Records for the exercise
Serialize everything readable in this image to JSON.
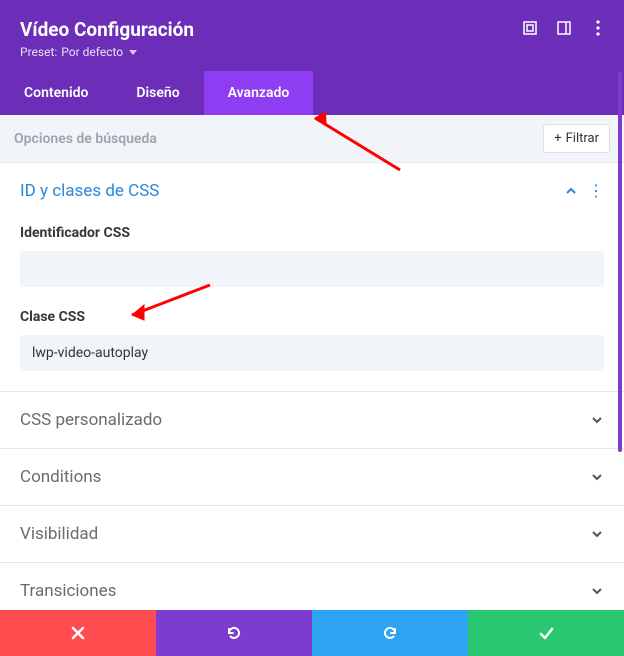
{
  "header": {
    "title": "Vídeo Configuración",
    "preset_prefix": "Preset:",
    "preset_value": "Por defecto"
  },
  "tabs": {
    "items": [
      {
        "label": "Contenido",
        "active": false
      },
      {
        "label": "Diseño",
        "active": false
      },
      {
        "label": "Avanzado",
        "active": true
      }
    ]
  },
  "search": {
    "placeholder": "Opciones de búsqueda",
    "filter_label": "Filtrar"
  },
  "sections": {
    "css_id": {
      "title": "ID y clases de CSS",
      "open": true,
      "fields": {
        "id_label": "Identificador CSS",
        "id_value": "",
        "class_label": "Clase CSS",
        "class_value": "lwp-video-autoplay"
      }
    },
    "custom_css": {
      "title": "CSS personalizado"
    },
    "conditions": {
      "title": "Conditions"
    },
    "visibility": {
      "title": "Visibilidad"
    },
    "transitions": {
      "title": "Transiciones"
    }
  },
  "footer": {
    "cancel": "cancel",
    "undo": "undo",
    "redo": "redo",
    "save": "save"
  }
}
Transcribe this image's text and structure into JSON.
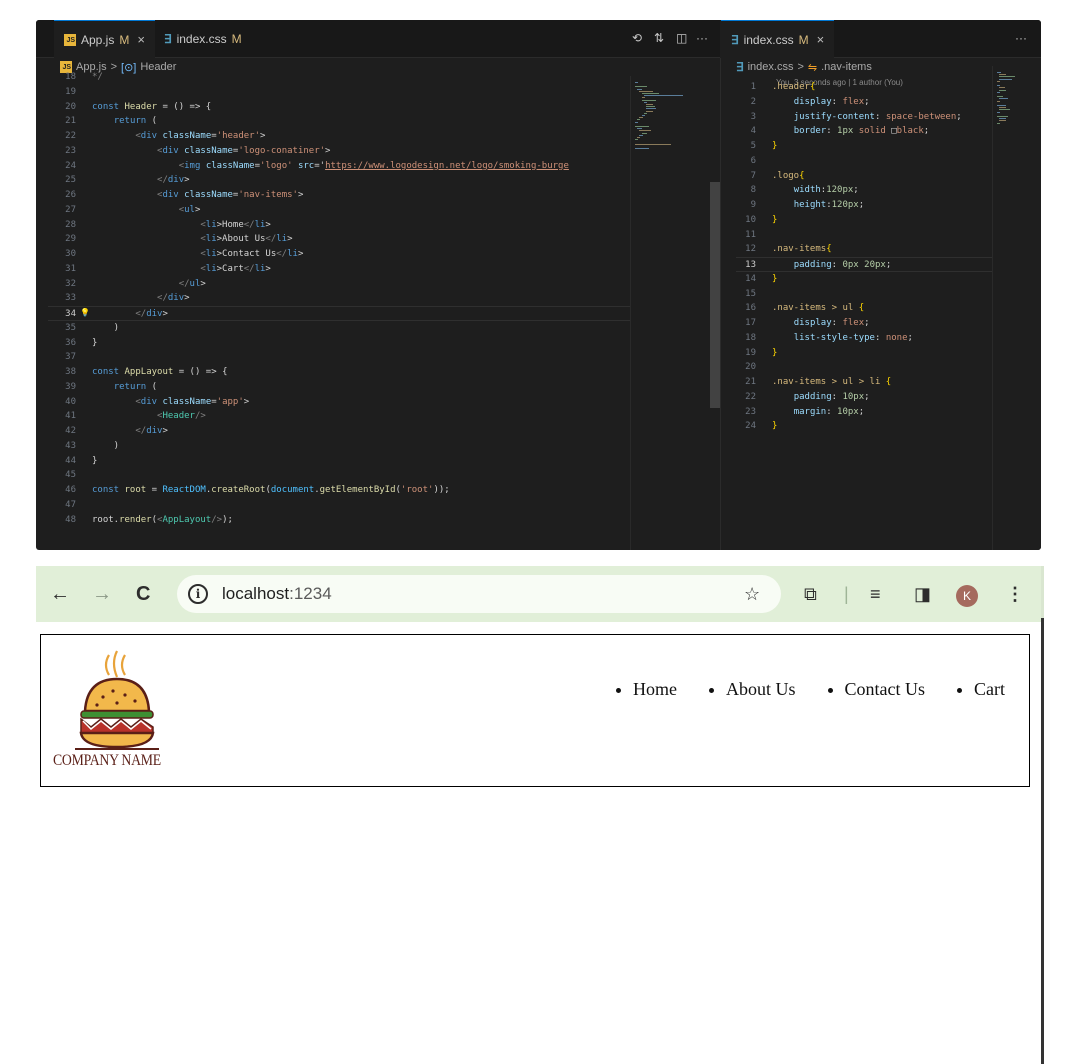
{
  "vscode": {
    "left_tabs": [
      {
        "label": "App.js",
        "modifier": "M",
        "close": "×"
      },
      {
        "label": "index.css",
        "modifier": "M"
      }
    ],
    "right_tab": {
      "label": "index.css",
      "modifier": "M",
      "close": "×"
    },
    "more_icon": "···",
    "left_breadcrumb": {
      "file": "App.js",
      "sep": ">",
      "symbol": "Header"
    },
    "right_breadcrumb": {
      "file": "index.css",
      "sep": ">",
      "symbol": ".nav-items"
    },
    "blame": "You, 3 seconds ago | 1 author (You)",
    "js_lines": [
      {
        "n": "18",
        "code": "*/"
      },
      {
        "n": "19",
        "code": ""
      },
      {
        "n": "20",
        "code": "const Header = () => {"
      },
      {
        "n": "21",
        "code": "    return ("
      },
      {
        "n": "22",
        "code": "        <div className='header'>"
      },
      {
        "n": "23",
        "code": "            <div className='logo-conatiner'>"
      },
      {
        "n": "24",
        "code": "                <img className='logo' src='https://www.logodesign.net/logo/smoking-burge"
      },
      {
        "n": "25",
        "code": "            </div>"
      },
      {
        "n": "26",
        "code": "            <div className='nav-items'>"
      },
      {
        "n": "27",
        "code": "                <ul>"
      },
      {
        "n": "28",
        "code": "                    <li>Home</li>"
      },
      {
        "n": "29",
        "code": "                    <li>About Us</li>"
      },
      {
        "n": "30",
        "code": "                    <li>Contact Us</li>"
      },
      {
        "n": "31",
        "code": "                    <li>Cart</li>"
      },
      {
        "n": "32",
        "code": "                </ul>"
      },
      {
        "n": "33",
        "code": "            </div>"
      },
      {
        "n": "34",
        "code": "        </div>"
      },
      {
        "n": "35",
        "code": "    )"
      },
      {
        "n": "36",
        "code": "}"
      },
      {
        "n": "37",
        "code": ""
      },
      {
        "n": "38",
        "code": "const AppLayout = () => {"
      },
      {
        "n": "39",
        "code": "    return ("
      },
      {
        "n": "40",
        "code": "        <div className='app'>"
      },
      {
        "n": "41",
        "code": "            <Header/>"
      },
      {
        "n": "42",
        "code": "        </div>"
      },
      {
        "n": "43",
        "code": "    )"
      },
      {
        "n": "44",
        "code": "}"
      },
      {
        "n": "45",
        "code": ""
      },
      {
        "n": "46",
        "code": "const root = ReactDOM.createRoot(document.getElementById('root'));"
      },
      {
        "n": "47",
        "code": ""
      },
      {
        "n": "48",
        "code": "root.render(<AppLayout/>);"
      }
    ],
    "css_lines": [
      {
        "n": "1",
        "code": ".header{"
      },
      {
        "n": "2",
        "code": "    display: flex;"
      },
      {
        "n": "3",
        "code": "    justify-content: space-between;"
      },
      {
        "n": "4",
        "code": "    border: 1px solid □black;"
      },
      {
        "n": "5",
        "code": "}"
      },
      {
        "n": "6",
        "code": ""
      },
      {
        "n": "7",
        "code": ".logo{"
      },
      {
        "n": "8",
        "code": "    width:120px;"
      },
      {
        "n": "9",
        "code": "    height:120px;"
      },
      {
        "n": "10",
        "code": "}"
      },
      {
        "n": "11",
        "code": ""
      },
      {
        "n": "12",
        "code": ".nav-items{"
      },
      {
        "n": "13",
        "code": "    padding: 0px 20px;"
      },
      {
        "n": "14",
        "code": "}"
      },
      {
        "n": "15",
        "code": ""
      },
      {
        "n": "16",
        "code": ".nav-items > ul {"
      },
      {
        "n": "17",
        "code": "    display: flex;"
      },
      {
        "n": "18",
        "code": "    list-style-type: none;"
      },
      {
        "n": "19",
        "code": "}"
      },
      {
        "n": "20",
        "code": ""
      },
      {
        "n": "21",
        "code": ".nav-items > ul > li {"
      },
      {
        "n": "22",
        "code": "    padding: 10px;"
      },
      {
        "n": "23",
        "code": "    margin: 10px;"
      },
      {
        "n": "24",
        "code": "}"
      }
    ]
  },
  "browser": {
    "url_host": "localhost",
    "url_port": ":1234",
    "avatar_letter": "K",
    "page": {
      "company_name": "COMPANY NAME",
      "nav_items": [
        "Home",
        "About Us",
        "Contact Us",
        "Cart"
      ]
    }
  },
  "colors": {
    "chrome_bar": "#e1efd8",
    "editor_bg": "#1e1e1e",
    "brand_burger": "#e8a33a"
  }
}
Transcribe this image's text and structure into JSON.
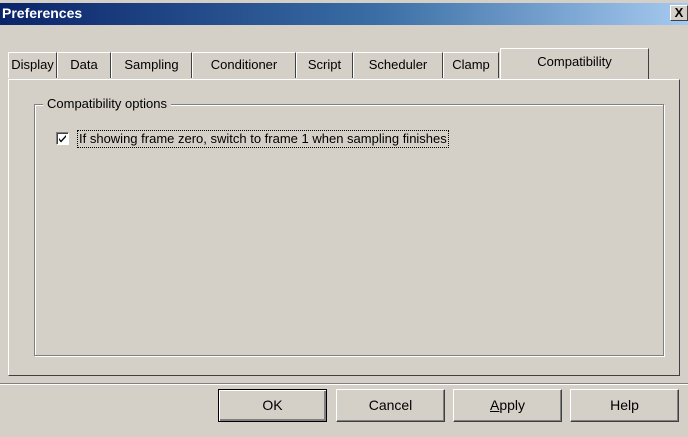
{
  "window": {
    "title": "Preferences",
    "close_label": "X"
  },
  "tabs": [
    {
      "label": "Display"
    },
    {
      "label": "Data"
    },
    {
      "label": "Sampling"
    },
    {
      "label": "Conditioner"
    },
    {
      "label": "Script"
    },
    {
      "label": "Scheduler"
    },
    {
      "label": "Clamp"
    },
    {
      "label": "Compatibility",
      "active": true
    }
  ],
  "group": {
    "label": "Compatibility options",
    "option": {
      "label": "If showing frame zero, switch to frame 1 when sampling finishes",
      "checked": true
    }
  },
  "buttons": {
    "ok": "OK",
    "cancel": "Cancel",
    "apply_underlined": "A",
    "apply_rest": "pply",
    "help": "Help"
  }
}
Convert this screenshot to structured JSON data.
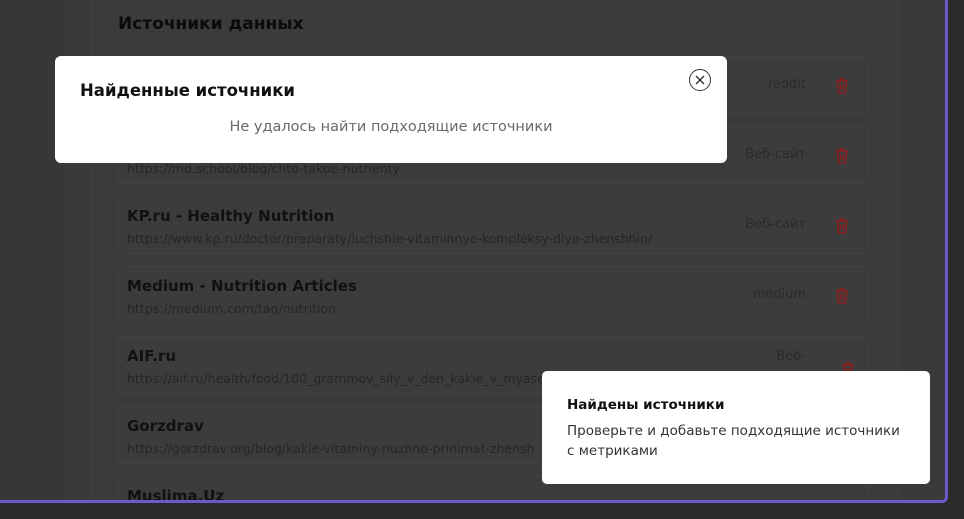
{
  "section": {
    "title": "Источники данных"
  },
  "rows": [
    {
      "title": "",
      "url": "",
      "type": "reddit"
    },
    {
      "title": "",
      "url": "https://md.school/blog/chto-takoe-nutrienty",
      "type": "Веб-сайт"
    },
    {
      "title": "KP.ru - Healthy Nutrition",
      "url": "https://www.kp.ru/doctor/preparaty/luchshie-vitaminnye-kompleksy-dlya-zhenshhin/",
      "type": "Веб-сайт"
    },
    {
      "title": "Medium - Nutrition Articles",
      "url": "https://medium.com/tag/nutrition",
      "type": "medium"
    },
    {
      "title": "AIF.ru",
      "url": "https://aif.ru/health/food/100_grammov_sily_v_den_kakie_v_myase_",
      "type": "Веб-"
    },
    {
      "title": "Gorzdrav",
      "url": "https://gorzdrav.org/blog/kakie-vitaminy-nuzhno-prinimat-zhensh",
      "type": ""
    },
    {
      "title": "Muslima.Uz",
      "url": "",
      "type": ""
    }
  ],
  "modal": {
    "title": "Найденные источники",
    "message": "Не удалось найти подходящие источники"
  },
  "toast": {
    "title": "Найдены источники",
    "text": "Проверьте и добавьте подходящие источники с метриками"
  },
  "colors": {
    "accent_border": "#6a5acd",
    "delete_icon": "#8b1e1e"
  },
  "icons": {
    "close": "close-icon",
    "delete": "trash-icon"
  }
}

Aim of the task
All of the lines above should be retyped precisely, apart from the pictures.

The answer
Serialize everything readable in this image to JSON.
{
  "header": {
    "title": "Vídeo Configuración",
    "preset_prefix": "Preset:",
    "preset_value": "Por defecto"
  },
  "tabs": {
    "items": [
      {
        "label": "Contenido",
        "active": false
      },
      {
        "label": "Diseño",
        "active": false
      },
      {
        "label": "Avanzado",
        "active": true
      }
    ]
  },
  "search": {
    "placeholder": "Opciones de búsqueda",
    "filter_label": "Filtrar"
  },
  "sections": {
    "css_id": {
      "title": "ID y clases de CSS",
      "open": true,
      "fields": {
        "id_label": "Identificador CSS",
        "id_value": "",
        "class_label": "Clase CSS",
        "class_value": "lwp-video-autoplay"
      }
    },
    "custom_css": {
      "title": "CSS personalizado"
    },
    "conditions": {
      "title": "Conditions"
    },
    "visibility": {
      "title": "Visibilidad"
    },
    "transitions": {
      "title": "Transiciones"
    }
  },
  "footer": {
    "cancel": "cancel",
    "undo": "undo",
    "redo": "redo",
    "save": "save"
  }
}
Transcribe this image's text and structure into JSON.
{
  "vscode": {
    "left_tabs": [
      {
        "label": "App.js",
        "modifier": "M",
        "close": "×"
      },
      {
        "label": "index.css",
        "modifier": "M"
      }
    ],
    "right_tab": {
      "label": "index.css",
      "modifier": "M",
      "close": "×"
    },
    "more_icon": "···",
    "left_breadcrumb": {
      "file": "App.js",
      "sep": ">",
      "symbol": "Header"
    },
    "right_breadcrumb": {
      "file": "index.css",
      "sep": ">",
      "symbol": ".nav-items"
    },
    "blame": "You, 3 seconds ago | 1 author (You)",
    "js_lines": [
      {
        "n": "18",
        "code": "*/"
      },
      {
        "n": "19",
        "code": ""
      },
      {
        "n": "20",
        "code": "const Header = () => {"
      },
      {
        "n": "21",
        "code": "    return ("
      },
      {
        "n": "22",
        "code": "        <div className='header'>"
      },
      {
        "n": "23",
        "code": "            <div className='logo-conatiner'>"
      },
      {
        "n": "24",
        "code": "                <img className='logo' src='https://www.logodesign.net/logo/smoking-burge"
      },
      {
        "n": "25",
        "code": "            </div>"
      },
      {
        "n": "26",
        "code": "            <div className='nav-items'>"
      },
      {
        "n": "27",
        "code": "                <ul>"
      },
      {
        "n": "28",
        "code": "                    <li>Home</li>"
      },
      {
        "n": "29",
        "code": "                    <li>About Us</li>"
      },
      {
        "n": "30",
        "code": "                    <li>Contact Us</li>"
      },
      {
        "n": "31",
        "code": "                    <li>Cart</li>"
      },
      {
        "n": "32",
        "code": "                </ul>"
      },
      {
        "n": "33",
        "code": "            </div>"
      },
      {
        "n": "34",
        "code": "        </div>"
      },
      {
        "n": "35",
        "code": "    )"
      },
      {
        "n": "36",
        "code": "}"
      },
      {
        "n": "37",
        "code": ""
      },
      {
        "n": "38",
        "code": "const AppLayout = () => {"
      },
      {
        "n": "39",
        "code": "    return ("
      },
      {
        "n": "40",
        "code": "        <div className='app'>"
      },
      {
        "n": "41",
        "code": "            <Header/>"
      },
      {
        "n": "42",
        "code": "        </div>"
      },
      {
        "n": "43",
        "code": "    )"
      },
      {
        "n": "44",
        "code": "}"
      },
      {
        "n": "45",
        "code": ""
      },
      {
        "n": "46",
        "code": "const root = ReactDOM.createRoot(document.getElementById('root'));"
      },
      {
        "n": "47",
        "code": ""
      },
      {
        "n": "48",
        "code": "root.render(<AppLayout/>);"
      }
    ],
    "css_lines": [
      {
        "n": "1",
        "code": ".header{"
      },
      {
        "n": "2",
        "code": "    display: flex;"
      },
      {
        "n": "3",
        "code": "    justify-content: space-between;"
      },
      {
        "n": "4",
        "code": "    border: 1px solid □black;"
      },
      {
        "n": "5",
        "code": "}"
      },
      {
        "n": "6",
        "code": ""
      },
      {
        "n": "7",
        "code": ".logo{"
      },
      {
        "n": "8",
        "code": "    width:120px;"
      },
      {
        "n": "9",
        "code": "    height:120px;"
      },
      {
        "n": "10",
        "code": "}"
      },
      {
        "n": "11",
        "code": ""
      },
      {
        "n": "12",
        "code": ".nav-items{"
      },
      {
        "n": "13",
        "code": "    padding: 0px 20px;"
      },
      {
        "n": "14",
        "code": "}"
      },
      {
        "n": "15",
        "code": ""
      },
      {
        "n": "16",
        "code": ".nav-items > ul {"
      },
      {
        "n": "17",
        "code": "    display: flex;"
      },
      {
        "n": "18",
        "code": "    list-style-type: none;"
      },
      {
        "n": "19",
        "code": "}"
      },
      {
        "n": "20",
        "code": ""
      },
      {
        "n": "21",
        "code": ".nav-items > ul > li {"
      },
      {
        "n": "22",
        "code": "    padding: 10px;"
      },
      {
        "n": "23",
        "code": "    margin: 10px;"
      },
      {
        "n": "24",
        "code": "}"
      }
    ]
  },
  "browser": {
    "url_host": "localhost",
    "url_port": ":1234",
    "avatar_letter": "K",
    "page": {
      "company_name": "COMPANY NAME",
      "nav_items": [
        "Home",
        "About Us",
        "Contact Us",
        "Cart"
      ]
    }
  },
  "colors": {
    "chrome_bar": "#e1efd8",
    "editor_bg": "#1e1e1e",
    "brand_burger": "#e8a33a"
  }
}
Transcribe this image's text and structure into JSON.
{
  "window": {
    "title": "Preferences",
    "close_label": "X"
  },
  "tabs": [
    {
      "label": "Display"
    },
    {
      "label": "Data"
    },
    {
      "label": "Sampling"
    },
    {
      "label": "Conditioner"
    },
    {
      "label": "Script"
    },
    {
      "label": "Scheduler"
    },
    {
      "label": "Clamp"
    },
    {
      "label": "Compatibility",
      "active": true
    }
  ],
  "group": {
    "label": "Compatibility options",
    "option": {
      "label": "If showing frame zero, switch to frame 1 when sampling finishes",
      "checked": true
    }
  },
  "buttons": {
    "ok": "OK",
    "cancel": "Cancel",
    "apply_underlined": "A",
    "apply_rest": "pply",
    "help": "Help"
  }
}
Convert this screenshot to structured JSON data.
{
  "section": {
    "title": "Источники данных"
  },
  "rows": [
    {
      "title": "",
      "url": "",
      "type": "reddit"
    },
    {
      "title": "",
      "url": "https://md.school/blog/chto-takoe-nutrienty",
      "type": "Веб-сайт"
    },
    {
      "title": "KP.ru - Healthy Nutrition",
      "url": "https://www.kp.ru/doctor/preparaty/luchshie-vitaminnye-kompleksy-dlya-zhenshhin/",
      "type": "Веб-сайт"
    },
    {
      "title": "Medium - Nutrition Articles",
      "url": "https://medium.com/tag/nutrition",
      "type": "medium"
    },
    {
      "title": "AIF.ru",
      "url": "https://aif.ru/health/food/100_grammov_sily_v_den_kakie_v_myase_",
      "type": "Веб-"
    },
    {
      "title": "Gorzdrav",
      "url": "https://gorzdrav.org/blog/kakie-vitaminy-nuzhno-prinimat-zhensh",
      "type": ""
    },
    {
      "title": "Muslima.Uz",
      "url": "",
      "type": ""
    }
  ],
  "modal": {
    "title": "Найденные источники",
    "message": "Не удалось найти подходящие источники"
  },
  "toast": {
    "title": "Найдены источники",
    "text": "Проверьте и добавьте подходящие источники с метриками"
  },
  "colors": {
    "accent_border": "#6a5acd",
    "delete_icon": "#8b1e1e"
  },
  "icons": {
    "close": "close-icon",
    "delete": "trash-icon"
  }
}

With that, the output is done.